Saved entries:
------------
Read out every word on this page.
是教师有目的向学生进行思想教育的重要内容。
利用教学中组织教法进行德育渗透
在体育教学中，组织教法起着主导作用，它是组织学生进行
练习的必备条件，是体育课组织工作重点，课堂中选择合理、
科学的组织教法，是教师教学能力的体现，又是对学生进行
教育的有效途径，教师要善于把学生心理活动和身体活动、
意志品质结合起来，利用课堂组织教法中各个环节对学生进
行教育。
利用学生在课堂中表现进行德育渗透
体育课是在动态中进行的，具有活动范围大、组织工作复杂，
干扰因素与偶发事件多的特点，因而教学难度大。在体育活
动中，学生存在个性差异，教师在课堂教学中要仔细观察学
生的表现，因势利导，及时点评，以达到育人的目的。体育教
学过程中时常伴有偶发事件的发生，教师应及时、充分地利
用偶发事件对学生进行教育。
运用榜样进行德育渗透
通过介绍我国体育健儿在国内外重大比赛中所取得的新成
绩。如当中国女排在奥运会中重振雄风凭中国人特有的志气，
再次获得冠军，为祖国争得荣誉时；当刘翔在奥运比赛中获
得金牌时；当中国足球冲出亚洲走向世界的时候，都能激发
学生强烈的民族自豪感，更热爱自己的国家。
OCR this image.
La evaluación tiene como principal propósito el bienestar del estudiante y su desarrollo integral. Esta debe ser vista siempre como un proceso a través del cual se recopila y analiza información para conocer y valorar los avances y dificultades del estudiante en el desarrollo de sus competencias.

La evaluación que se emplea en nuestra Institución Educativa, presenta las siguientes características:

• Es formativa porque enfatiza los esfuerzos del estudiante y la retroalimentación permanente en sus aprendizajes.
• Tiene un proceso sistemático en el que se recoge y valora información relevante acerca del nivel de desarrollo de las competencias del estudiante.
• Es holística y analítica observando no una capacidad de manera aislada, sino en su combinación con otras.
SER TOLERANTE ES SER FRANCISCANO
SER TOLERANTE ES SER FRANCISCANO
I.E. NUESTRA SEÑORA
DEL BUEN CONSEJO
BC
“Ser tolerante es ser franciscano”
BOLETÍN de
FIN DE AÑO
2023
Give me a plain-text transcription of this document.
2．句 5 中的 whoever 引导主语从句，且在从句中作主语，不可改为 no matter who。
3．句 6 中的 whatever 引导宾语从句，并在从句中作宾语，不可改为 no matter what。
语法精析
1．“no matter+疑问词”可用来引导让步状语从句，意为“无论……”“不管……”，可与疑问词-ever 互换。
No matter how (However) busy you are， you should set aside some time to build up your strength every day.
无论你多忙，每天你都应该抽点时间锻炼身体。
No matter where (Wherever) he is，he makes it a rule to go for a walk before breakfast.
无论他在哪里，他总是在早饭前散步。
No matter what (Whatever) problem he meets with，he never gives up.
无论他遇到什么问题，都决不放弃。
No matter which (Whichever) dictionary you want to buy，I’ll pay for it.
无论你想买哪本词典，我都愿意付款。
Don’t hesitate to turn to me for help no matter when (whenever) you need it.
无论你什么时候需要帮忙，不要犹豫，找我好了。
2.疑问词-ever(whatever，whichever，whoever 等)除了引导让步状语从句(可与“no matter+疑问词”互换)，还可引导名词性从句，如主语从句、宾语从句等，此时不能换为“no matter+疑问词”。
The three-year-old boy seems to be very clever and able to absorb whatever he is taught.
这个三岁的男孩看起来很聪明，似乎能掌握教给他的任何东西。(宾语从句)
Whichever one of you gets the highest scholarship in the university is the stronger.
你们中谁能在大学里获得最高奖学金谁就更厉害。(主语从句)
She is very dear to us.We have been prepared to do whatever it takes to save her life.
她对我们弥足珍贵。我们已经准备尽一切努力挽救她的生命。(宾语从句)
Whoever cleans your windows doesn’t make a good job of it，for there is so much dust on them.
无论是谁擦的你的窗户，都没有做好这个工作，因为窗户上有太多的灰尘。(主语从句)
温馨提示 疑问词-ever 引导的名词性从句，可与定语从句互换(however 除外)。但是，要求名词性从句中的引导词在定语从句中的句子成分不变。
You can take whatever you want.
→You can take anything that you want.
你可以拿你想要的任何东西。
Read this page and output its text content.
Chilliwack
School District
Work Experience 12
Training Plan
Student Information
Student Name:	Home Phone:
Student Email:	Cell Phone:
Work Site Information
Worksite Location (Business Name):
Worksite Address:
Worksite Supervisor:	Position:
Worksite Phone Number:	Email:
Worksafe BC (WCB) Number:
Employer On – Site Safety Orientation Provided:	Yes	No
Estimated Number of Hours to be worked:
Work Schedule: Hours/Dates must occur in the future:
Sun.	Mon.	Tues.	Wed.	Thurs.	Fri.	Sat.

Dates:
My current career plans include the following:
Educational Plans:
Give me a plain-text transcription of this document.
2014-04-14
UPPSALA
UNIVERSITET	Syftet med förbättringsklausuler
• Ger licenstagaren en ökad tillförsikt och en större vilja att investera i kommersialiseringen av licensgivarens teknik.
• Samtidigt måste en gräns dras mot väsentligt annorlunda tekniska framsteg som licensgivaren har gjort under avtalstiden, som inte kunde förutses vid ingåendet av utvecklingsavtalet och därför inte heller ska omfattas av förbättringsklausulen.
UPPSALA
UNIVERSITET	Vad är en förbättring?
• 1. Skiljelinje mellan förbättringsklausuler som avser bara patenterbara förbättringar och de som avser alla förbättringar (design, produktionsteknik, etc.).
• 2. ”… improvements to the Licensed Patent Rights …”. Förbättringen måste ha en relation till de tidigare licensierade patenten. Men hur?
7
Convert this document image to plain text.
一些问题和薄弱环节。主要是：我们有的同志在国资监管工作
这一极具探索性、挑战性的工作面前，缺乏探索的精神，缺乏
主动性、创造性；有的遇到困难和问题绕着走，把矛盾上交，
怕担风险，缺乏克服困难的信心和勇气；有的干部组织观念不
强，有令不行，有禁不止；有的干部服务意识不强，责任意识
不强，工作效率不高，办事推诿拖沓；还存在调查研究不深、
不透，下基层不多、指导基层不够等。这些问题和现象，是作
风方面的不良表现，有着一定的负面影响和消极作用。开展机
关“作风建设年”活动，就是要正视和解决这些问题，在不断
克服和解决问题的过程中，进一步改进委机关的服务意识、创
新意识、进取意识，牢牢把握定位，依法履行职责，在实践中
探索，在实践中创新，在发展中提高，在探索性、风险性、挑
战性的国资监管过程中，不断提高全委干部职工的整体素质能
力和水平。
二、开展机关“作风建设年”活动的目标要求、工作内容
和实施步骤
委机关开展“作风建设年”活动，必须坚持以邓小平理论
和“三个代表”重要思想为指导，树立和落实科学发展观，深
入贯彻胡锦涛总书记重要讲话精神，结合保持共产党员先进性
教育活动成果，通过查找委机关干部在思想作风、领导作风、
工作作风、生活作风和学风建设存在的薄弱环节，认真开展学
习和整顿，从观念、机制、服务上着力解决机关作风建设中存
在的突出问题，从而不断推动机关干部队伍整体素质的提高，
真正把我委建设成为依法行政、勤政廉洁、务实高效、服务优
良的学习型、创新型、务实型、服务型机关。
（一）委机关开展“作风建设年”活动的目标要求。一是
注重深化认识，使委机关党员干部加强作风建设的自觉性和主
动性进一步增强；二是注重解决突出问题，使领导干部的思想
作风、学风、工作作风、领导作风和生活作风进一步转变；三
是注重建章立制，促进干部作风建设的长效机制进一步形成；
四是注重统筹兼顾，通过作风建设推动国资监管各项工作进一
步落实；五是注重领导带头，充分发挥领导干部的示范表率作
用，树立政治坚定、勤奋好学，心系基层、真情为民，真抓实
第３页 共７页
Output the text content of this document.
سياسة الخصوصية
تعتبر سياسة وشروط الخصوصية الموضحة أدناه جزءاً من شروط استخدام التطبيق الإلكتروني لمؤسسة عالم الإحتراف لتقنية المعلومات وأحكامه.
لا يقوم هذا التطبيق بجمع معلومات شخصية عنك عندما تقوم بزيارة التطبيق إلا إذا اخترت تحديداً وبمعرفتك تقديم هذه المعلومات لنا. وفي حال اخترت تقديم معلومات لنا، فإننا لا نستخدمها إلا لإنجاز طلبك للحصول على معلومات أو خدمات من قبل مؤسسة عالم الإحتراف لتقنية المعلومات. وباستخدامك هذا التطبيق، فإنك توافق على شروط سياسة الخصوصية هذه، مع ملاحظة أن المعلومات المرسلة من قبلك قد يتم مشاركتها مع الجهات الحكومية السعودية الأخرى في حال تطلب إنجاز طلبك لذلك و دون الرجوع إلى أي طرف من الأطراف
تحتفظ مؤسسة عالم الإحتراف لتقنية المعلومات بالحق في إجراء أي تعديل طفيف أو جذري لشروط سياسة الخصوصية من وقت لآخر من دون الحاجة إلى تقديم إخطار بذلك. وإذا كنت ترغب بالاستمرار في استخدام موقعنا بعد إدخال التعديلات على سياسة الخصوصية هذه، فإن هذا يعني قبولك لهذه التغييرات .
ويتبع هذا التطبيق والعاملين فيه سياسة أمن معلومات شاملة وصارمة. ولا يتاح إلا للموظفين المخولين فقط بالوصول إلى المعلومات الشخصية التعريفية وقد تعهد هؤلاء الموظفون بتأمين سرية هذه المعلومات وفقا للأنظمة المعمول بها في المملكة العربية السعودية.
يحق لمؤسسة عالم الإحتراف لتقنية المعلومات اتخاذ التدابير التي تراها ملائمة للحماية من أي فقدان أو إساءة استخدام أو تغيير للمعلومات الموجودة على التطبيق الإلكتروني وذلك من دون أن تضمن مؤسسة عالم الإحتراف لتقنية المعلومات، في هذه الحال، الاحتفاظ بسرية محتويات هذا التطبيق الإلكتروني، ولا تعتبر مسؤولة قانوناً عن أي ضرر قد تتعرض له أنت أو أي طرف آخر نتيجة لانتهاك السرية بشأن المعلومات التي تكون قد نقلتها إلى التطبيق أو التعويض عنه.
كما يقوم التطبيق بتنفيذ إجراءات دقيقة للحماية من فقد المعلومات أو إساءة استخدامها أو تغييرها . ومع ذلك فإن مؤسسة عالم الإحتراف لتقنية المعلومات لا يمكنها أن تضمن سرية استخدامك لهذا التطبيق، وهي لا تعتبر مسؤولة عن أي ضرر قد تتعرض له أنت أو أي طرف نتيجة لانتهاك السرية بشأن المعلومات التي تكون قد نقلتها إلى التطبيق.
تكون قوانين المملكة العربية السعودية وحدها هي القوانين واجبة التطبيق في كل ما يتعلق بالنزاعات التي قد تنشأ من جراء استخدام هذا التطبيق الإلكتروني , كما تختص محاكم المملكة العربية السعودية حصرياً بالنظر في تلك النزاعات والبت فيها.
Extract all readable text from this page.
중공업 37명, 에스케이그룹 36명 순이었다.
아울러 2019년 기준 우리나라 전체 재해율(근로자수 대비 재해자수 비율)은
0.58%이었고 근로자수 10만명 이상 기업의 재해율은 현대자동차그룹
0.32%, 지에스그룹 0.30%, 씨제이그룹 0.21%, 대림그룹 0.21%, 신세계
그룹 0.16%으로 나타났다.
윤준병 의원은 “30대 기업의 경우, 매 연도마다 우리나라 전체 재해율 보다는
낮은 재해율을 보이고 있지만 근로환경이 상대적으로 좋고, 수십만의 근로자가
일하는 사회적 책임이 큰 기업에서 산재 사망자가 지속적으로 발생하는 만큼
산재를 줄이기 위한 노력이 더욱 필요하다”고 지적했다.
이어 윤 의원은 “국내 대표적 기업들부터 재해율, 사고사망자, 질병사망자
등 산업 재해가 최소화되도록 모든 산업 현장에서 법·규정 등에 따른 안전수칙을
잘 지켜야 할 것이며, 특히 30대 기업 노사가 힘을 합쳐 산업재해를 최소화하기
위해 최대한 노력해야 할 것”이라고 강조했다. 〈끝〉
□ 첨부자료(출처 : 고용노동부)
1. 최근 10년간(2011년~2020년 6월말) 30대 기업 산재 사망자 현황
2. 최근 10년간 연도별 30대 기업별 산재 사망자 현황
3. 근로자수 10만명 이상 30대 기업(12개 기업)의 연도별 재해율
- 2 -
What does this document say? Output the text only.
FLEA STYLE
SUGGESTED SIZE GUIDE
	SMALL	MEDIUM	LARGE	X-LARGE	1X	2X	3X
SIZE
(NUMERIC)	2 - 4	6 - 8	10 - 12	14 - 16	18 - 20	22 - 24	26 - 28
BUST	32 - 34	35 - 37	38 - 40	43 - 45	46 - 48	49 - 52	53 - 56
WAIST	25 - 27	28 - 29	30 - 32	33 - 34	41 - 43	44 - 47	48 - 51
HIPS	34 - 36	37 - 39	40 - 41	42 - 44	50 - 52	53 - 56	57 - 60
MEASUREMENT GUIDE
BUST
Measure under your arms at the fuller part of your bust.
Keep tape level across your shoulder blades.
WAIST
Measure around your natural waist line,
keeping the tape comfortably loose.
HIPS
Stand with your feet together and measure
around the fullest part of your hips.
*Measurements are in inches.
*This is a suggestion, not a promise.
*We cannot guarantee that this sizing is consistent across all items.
------------
What you should do:
From the records, copy every line that has the string "your" in it.

Complete response:
No matter how (However) busy you are， you should set aside some time to build up your strength every day.
Whoever cleans your windows doesn’t make a good job of it，for there is so much dust on them.
Measure under your arms at the fuller part of your bust.
Keep tape level across your shoulder blades.
Measure around your natural waist line,
Stand with your feet together and measure
around the fullest part of your hips.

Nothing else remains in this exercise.